**Required work**: Rewrite all of the rows below with every "node-label" changed to "org-node" and nothing else altered, leaving the pictures out of your answer.

+++++

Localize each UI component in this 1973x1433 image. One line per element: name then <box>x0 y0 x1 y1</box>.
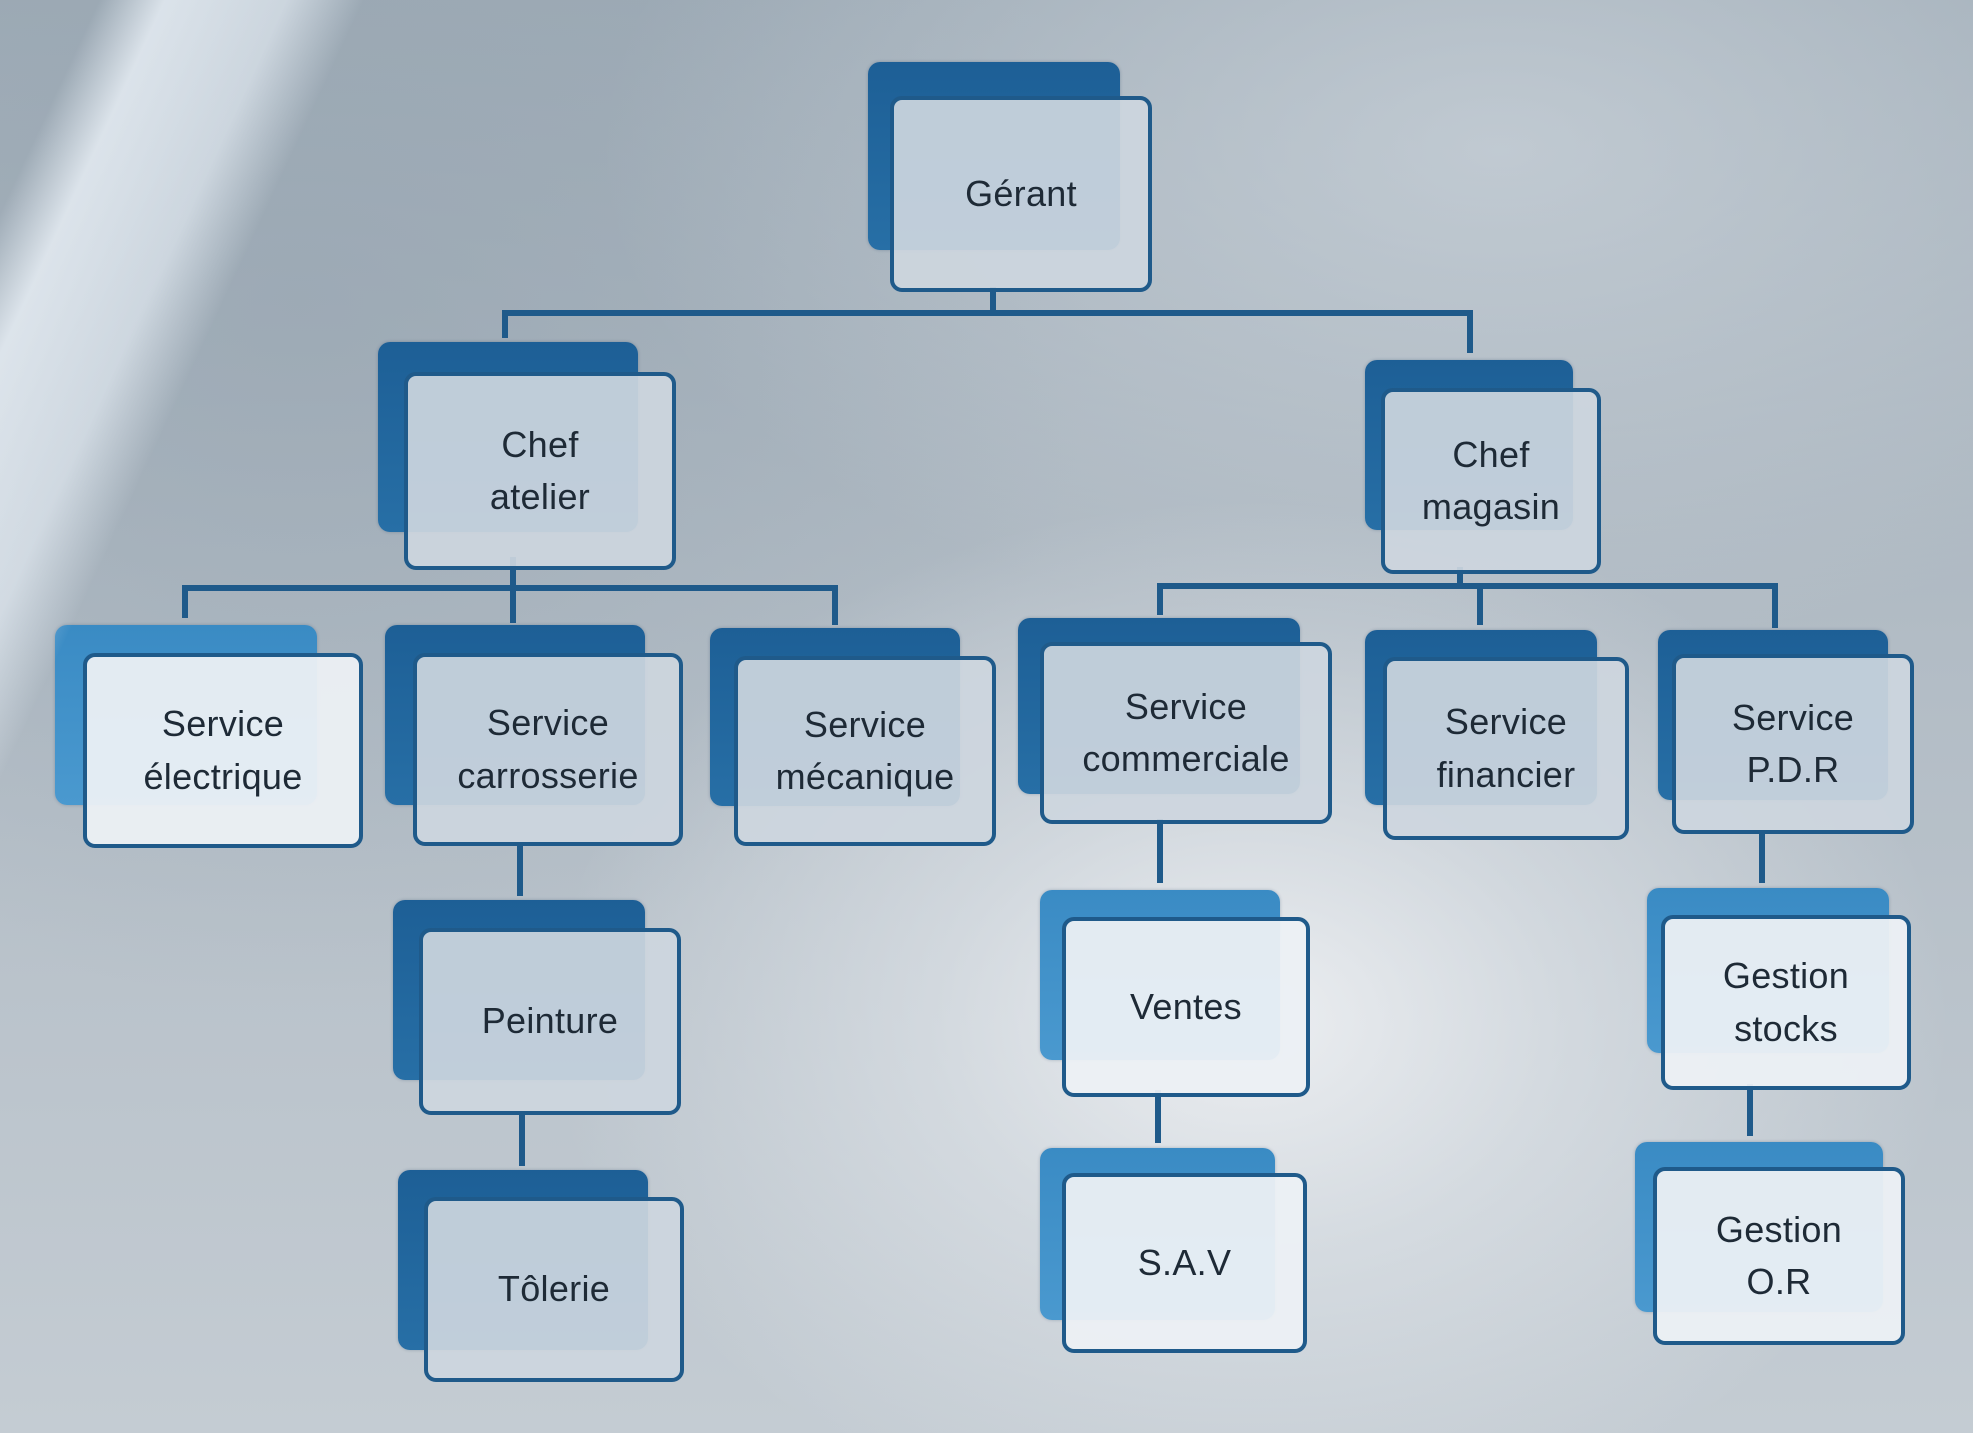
node-label: Service financier <box>1436 701 1576 795</box>
node-label: Service commerciale <box>1082 685 1290 779</box>
node-label: Service carrosserie <box>457 702 639 796</box>
node-label: Service P.D.R <box>1731 696 1855 790</box>
connector-gerant-chefs <box>502 287 1473 353</box>
connector-magasin-services <box>1157 567 1778 628</box>
node-label: Gestion stocks <box>1722 955 1850 1049</box>
node-label: S.A.V <box>1137 1241 1232 1283</box>
node-label: Tôlerie <box>497 1268 611 1310</box>
node-label: Chef magasin <box>1421 433 1561 527</box>
node-label: Chef atelier <box>489 423 591 517</box>
node-label: Service électrique <box>143 703 303 797</box>
node-label: Ventes <box>1130 985 1242 1027</box>
node-label: Gérant <box>965 172 1077 214</box>
node-label: Gestion O.R <box>1715 1208 1843 1302</box>
node-label: Peinture <box>481 1000 619 1042</box>
node-label: Service mécanique <box>775 703 955 797</box>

+++++

**Output**:
Localize each UI component in this 1973x1433 image. One line per element: name then <box>x0 y0 x1 y1</box>.
org-node: Service financier <box>1436 701 1576 795</box>
org-node: Service commerciale <box>1082 685 1290 779</box>
org-node: Service carrosserie <box>457 702 639 796</box>
org-node: Service P.D.R <box>1731 696 1855 790</box>
connector-gerant-chefs <box>502 287 1473 353</box>
connector-magasin-services <box>1157 567 1778 628</box>
org-node: Gestion stocks <box>1722 955 1850 1049</box>
org-node: S.A.V <box>1137 1241 1232 1283</box>
org-node: Tôlerie <box>497 1268 611 1310</box>
org-node: Chef magasin <box>1421 433 1561 527</box>
org-node: Chef atelier <box>489 423 591 517</box>
org-node: Service électrique <box>143 703 303 797</box>
org-node: Ventes <box>1130 985 1242 1027</box>
org-node: Gérant <box>965 172 1077 214</box>
org-node: Gestion O.R <box>1715 1208 1843 1302</box>
org-node: Peinture <box>481 1000 619 1042</box>
org-node: Service mécanique <box>775 703 955 797</box>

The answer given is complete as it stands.